Written problem: Lines containing the word "this" are the ones to copy from the records below.

(Data listing)
● ● ● ●
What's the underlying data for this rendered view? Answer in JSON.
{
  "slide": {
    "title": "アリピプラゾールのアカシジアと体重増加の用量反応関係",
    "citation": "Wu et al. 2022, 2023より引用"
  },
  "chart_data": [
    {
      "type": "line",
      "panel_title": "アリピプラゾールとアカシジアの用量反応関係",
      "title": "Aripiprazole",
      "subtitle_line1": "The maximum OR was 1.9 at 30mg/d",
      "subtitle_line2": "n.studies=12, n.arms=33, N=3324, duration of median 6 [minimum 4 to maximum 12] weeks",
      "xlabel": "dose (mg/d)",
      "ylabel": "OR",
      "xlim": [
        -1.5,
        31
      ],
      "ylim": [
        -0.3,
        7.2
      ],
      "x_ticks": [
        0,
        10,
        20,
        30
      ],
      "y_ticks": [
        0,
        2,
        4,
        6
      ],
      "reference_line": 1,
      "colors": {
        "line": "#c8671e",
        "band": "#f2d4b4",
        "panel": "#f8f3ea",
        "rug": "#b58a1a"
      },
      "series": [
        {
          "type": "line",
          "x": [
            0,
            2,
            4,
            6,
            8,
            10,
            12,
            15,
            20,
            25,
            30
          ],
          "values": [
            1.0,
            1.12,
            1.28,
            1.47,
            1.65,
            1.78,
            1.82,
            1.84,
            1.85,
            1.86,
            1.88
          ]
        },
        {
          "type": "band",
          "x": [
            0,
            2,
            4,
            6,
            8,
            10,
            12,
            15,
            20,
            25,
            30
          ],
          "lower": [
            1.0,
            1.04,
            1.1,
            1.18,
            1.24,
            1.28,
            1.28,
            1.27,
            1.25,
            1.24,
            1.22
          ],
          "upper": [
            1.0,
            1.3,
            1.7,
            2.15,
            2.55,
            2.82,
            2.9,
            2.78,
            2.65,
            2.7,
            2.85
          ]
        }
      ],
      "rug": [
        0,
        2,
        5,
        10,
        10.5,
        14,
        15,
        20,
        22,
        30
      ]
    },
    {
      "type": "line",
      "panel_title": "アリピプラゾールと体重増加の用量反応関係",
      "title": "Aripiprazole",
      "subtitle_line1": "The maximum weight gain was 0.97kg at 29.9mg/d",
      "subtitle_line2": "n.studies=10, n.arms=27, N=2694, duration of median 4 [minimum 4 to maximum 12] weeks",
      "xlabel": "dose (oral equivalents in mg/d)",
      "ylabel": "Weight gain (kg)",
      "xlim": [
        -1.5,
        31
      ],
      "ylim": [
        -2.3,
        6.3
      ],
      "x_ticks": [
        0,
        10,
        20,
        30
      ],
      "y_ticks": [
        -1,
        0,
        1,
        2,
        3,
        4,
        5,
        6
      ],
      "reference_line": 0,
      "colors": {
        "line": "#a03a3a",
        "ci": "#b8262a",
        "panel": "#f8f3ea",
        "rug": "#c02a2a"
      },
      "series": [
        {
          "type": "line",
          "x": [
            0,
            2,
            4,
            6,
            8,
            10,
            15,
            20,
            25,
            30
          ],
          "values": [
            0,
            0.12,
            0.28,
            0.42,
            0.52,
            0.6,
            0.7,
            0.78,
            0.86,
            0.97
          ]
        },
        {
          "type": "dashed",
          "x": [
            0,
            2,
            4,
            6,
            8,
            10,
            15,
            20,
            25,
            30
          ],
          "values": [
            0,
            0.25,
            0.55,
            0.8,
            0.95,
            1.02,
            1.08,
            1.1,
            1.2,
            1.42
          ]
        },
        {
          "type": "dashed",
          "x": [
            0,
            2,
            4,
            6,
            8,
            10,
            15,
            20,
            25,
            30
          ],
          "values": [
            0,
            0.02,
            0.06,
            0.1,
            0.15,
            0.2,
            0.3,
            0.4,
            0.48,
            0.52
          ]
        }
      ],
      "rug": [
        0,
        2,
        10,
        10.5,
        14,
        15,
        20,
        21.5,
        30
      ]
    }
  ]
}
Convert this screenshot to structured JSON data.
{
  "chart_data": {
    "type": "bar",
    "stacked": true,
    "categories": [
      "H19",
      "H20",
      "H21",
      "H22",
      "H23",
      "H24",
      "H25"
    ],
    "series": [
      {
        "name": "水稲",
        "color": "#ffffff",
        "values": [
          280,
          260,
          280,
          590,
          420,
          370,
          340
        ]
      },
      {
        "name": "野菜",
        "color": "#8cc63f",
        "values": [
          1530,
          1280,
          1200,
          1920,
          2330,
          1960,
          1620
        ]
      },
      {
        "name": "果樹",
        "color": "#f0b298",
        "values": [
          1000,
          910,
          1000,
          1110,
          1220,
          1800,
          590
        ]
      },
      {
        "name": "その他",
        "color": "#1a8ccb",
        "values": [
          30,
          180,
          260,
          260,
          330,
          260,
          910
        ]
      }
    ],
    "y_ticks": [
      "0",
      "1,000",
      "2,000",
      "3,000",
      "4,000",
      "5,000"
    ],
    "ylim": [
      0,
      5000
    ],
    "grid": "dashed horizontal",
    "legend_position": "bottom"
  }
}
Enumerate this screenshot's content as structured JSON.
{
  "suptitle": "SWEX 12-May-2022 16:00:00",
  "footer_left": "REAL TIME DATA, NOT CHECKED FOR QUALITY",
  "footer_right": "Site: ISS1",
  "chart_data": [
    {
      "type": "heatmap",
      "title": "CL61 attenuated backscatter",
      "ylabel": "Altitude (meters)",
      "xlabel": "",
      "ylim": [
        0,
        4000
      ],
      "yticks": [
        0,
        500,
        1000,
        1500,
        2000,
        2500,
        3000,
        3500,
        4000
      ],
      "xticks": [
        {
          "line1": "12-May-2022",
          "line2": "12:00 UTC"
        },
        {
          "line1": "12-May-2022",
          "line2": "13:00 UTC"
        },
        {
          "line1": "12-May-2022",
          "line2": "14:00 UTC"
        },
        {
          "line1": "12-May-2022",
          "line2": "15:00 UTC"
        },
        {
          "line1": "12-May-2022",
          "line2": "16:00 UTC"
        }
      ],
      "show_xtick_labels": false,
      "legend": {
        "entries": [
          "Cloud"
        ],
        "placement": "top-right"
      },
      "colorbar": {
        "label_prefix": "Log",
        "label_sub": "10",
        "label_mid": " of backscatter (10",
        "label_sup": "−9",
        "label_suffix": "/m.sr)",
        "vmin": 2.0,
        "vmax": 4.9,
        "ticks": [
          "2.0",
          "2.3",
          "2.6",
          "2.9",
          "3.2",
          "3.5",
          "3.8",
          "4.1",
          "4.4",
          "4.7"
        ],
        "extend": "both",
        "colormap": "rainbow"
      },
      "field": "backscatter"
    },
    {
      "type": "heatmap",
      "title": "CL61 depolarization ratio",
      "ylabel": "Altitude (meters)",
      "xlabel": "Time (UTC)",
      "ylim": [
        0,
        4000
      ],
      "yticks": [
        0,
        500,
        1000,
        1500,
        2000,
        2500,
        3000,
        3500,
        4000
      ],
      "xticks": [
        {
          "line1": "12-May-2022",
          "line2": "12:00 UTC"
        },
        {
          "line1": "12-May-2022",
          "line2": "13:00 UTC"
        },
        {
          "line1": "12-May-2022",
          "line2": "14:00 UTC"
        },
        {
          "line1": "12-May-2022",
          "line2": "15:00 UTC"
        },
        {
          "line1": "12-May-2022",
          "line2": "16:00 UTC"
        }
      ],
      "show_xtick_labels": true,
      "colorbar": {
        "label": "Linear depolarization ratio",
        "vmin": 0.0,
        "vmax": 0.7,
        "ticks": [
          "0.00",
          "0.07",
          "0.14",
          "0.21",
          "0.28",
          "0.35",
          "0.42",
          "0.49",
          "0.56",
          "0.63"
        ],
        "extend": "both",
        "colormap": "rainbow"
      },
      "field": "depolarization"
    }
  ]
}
● ● ● ●
Task result:
What's the underlying data for this rendered view? Answer in JSON.
Convert this screenshot to structured JSON data.
Enumerate this screenshot's content as structured JSON.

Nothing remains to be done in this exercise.